-- Begin Material shown --

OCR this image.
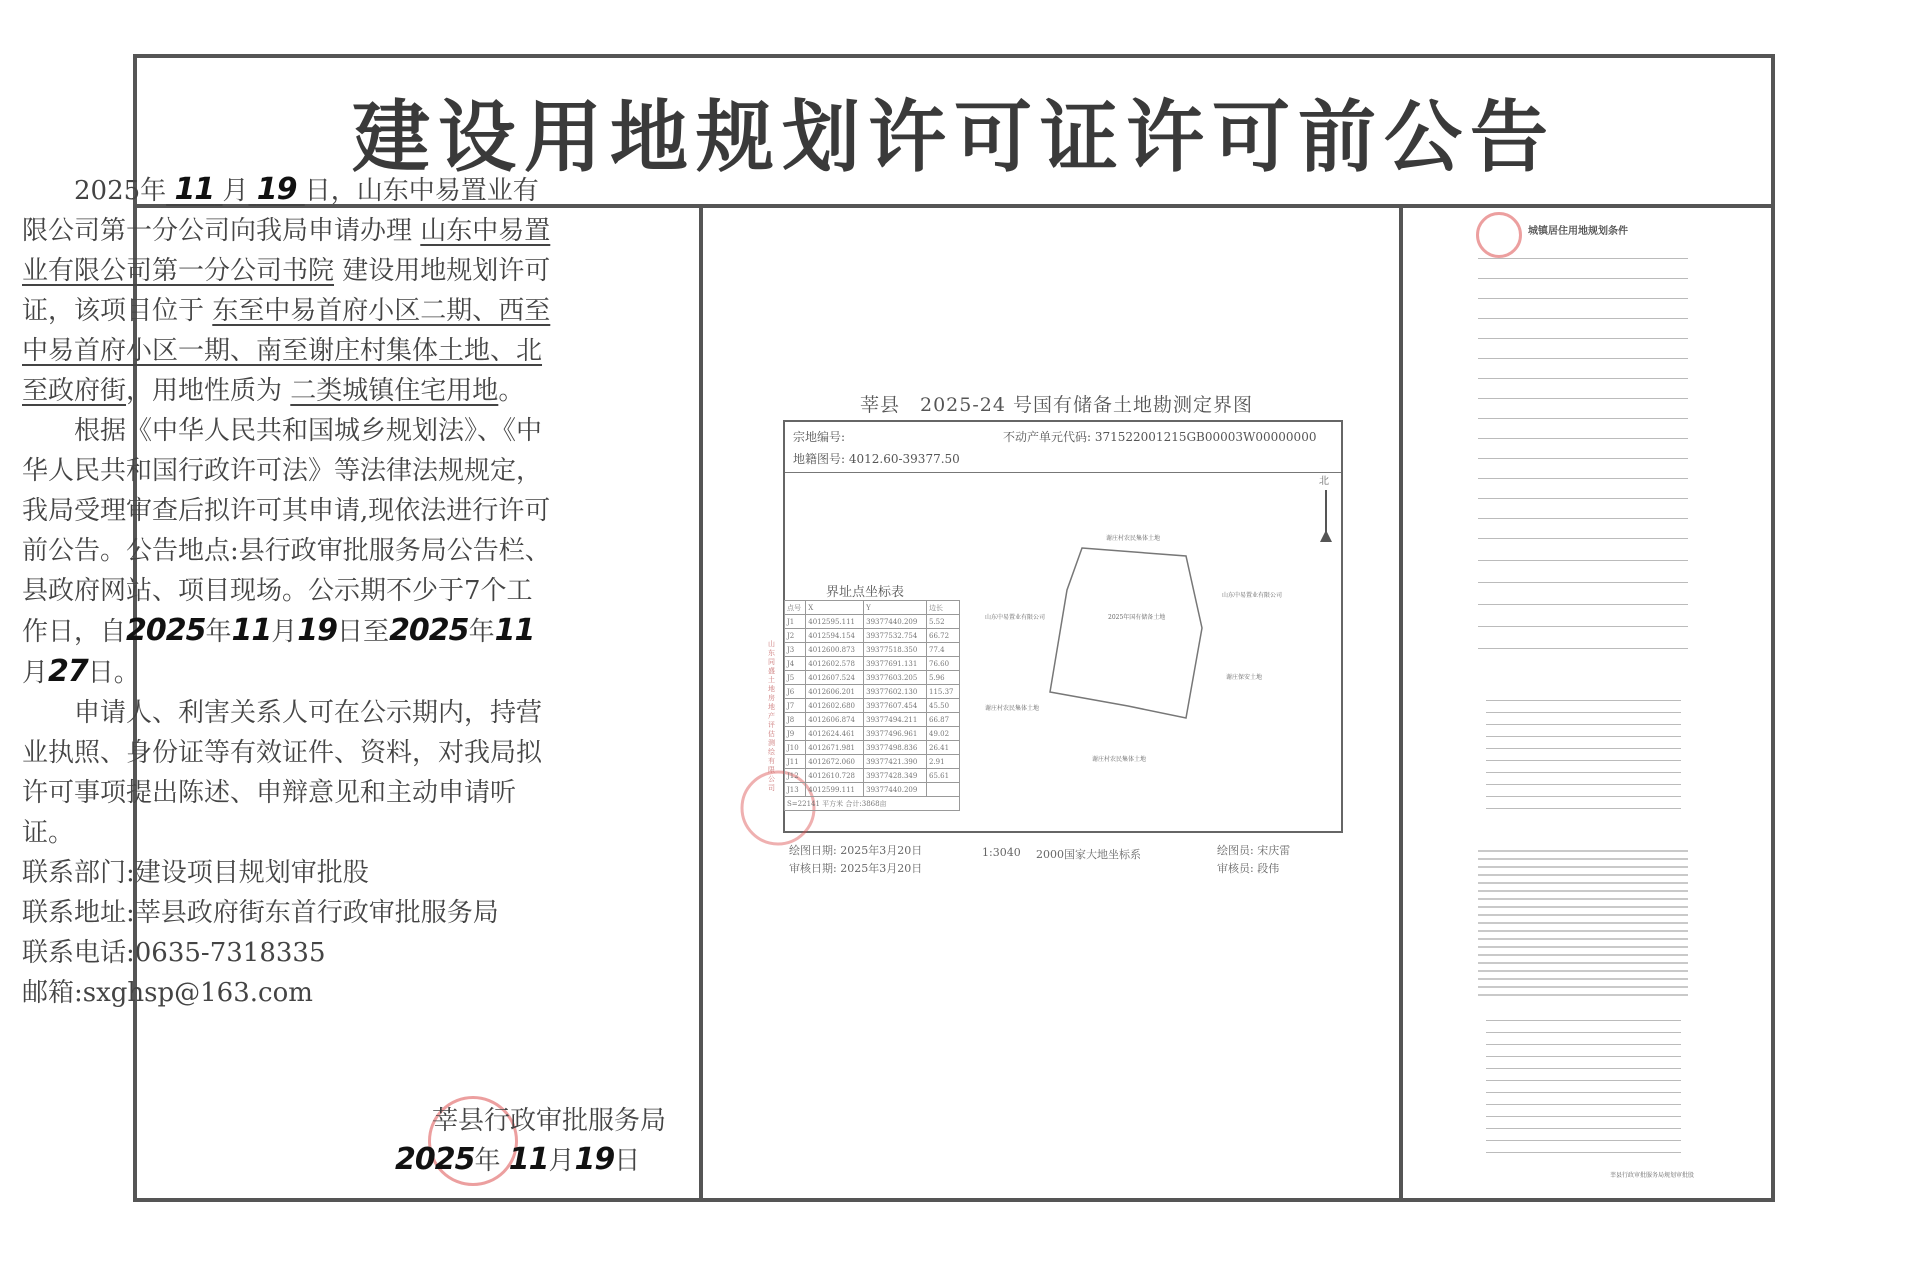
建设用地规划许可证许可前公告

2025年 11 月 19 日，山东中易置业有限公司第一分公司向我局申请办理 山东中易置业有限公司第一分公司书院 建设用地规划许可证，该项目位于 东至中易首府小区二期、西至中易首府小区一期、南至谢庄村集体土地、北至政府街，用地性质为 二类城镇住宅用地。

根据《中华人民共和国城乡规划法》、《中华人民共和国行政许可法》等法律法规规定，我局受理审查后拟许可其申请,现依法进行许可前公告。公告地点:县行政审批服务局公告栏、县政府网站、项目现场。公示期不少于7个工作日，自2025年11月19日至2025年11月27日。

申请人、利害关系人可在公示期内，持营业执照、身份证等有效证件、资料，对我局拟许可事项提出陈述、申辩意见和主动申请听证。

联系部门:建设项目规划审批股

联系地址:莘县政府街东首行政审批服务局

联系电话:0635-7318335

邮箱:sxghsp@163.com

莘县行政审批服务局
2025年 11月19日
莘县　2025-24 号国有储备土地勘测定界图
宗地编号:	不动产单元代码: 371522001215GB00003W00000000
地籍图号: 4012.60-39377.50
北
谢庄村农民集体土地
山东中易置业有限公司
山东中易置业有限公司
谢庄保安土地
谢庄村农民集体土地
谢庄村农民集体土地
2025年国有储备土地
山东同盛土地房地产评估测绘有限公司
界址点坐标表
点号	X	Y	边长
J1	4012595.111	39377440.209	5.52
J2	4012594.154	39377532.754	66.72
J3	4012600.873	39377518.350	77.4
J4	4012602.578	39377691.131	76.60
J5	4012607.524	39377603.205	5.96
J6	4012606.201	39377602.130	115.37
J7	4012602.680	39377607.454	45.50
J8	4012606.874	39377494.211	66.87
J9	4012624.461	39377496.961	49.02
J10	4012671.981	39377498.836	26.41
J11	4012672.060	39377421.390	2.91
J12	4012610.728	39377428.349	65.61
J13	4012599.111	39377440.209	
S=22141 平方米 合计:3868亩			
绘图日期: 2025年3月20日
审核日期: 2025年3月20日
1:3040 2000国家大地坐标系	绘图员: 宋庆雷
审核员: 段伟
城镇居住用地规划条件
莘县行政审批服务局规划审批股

-- End Material shown --

Direction:
Your task is to set down the records shown above exactly, minus any pictures.

Task response:
OCR this image.
建设用地规划许可证许可前公告

2025年 11 月 19 日，山东中易置业有限公司第一分公司向我局申请办理 山东中易置业有限公司第一分公司书院 建设用地规划许可证，该项目位于 东至中易首府小区二期、西至中易首府小区一期、南至谢庄村集体土地、北至政府街，用地性质为 二类城镇住宅用地。

根据《中华人民共和国城乡规划法》、《中华人民共和国行政许可法》等法律法规规定，我局受理审查后拟许可其申请,现依法进行许可前公告。公告地点:县行政审批服务局公告栏、县政府网站、项目现场。公示期不少于7个工作日，自2025年11月19日至2025年11月27日。

申请人、利害关系人可在公示期内，持营业执照、身份证等有效证件、资料，对我局拟许可事项提出陈述、申辩意见和主动申请听证。

联系部门:建设项目规划审批股

联系地址:莘县政府街东首行政审批服务局

联系电话:0635-7318335

邮箱:sxghsp@163.com

莘县行政审批服务局
2025年 11月19日
莘县　2025-24 号国有储备土地勘测定界图
宗地编号:	不动产单元代码: 371522001215GB00003W00000000
地籍图号: 4012.60-39377.50
北
谢庄村农民集体土地
山东中易置业有限公司
山东中易置业有限公司
谢庄保安土地
谢庄村农民集体土地
谢庄村农民集体土地
2025年国有储备土地
山东同盛土地房地产评估测绘有限公司
界址点坐标表
点号	X	Y	边长
J1	4012595.111	39377440.209	5.52
J2	4012594.154	39377532.754	66.72
J3	4012600.873	39377518.350	77.4
J4	4012602.578	39377691.131	76.60
J5	4012607.524	39377603.205	5.96
J6	4012606.201	39377602.130	115.37
J7	4012602.680	39377607.454	45.50
J8	4012606.874	39377494.211	66.87
J9	4012624.461	39377496.961	49.02
J10	4012671.981	39377498.836	26.41
J11	4012672.060	39377421.390	2.91
J12	4012610.728	39377428.349	65.61
J13	4012599.111	39377440.209	
S=22141 平方米 合计:3868亩			
绘图日期: 2025年3月20日
审核日期: 2025年3月20日
1:3040 2000国家大地坐标系	绘图员: 宋庆雷
审核员: 段伟
城镇居住用地规划条件
莘县行政审批服务局规划审批股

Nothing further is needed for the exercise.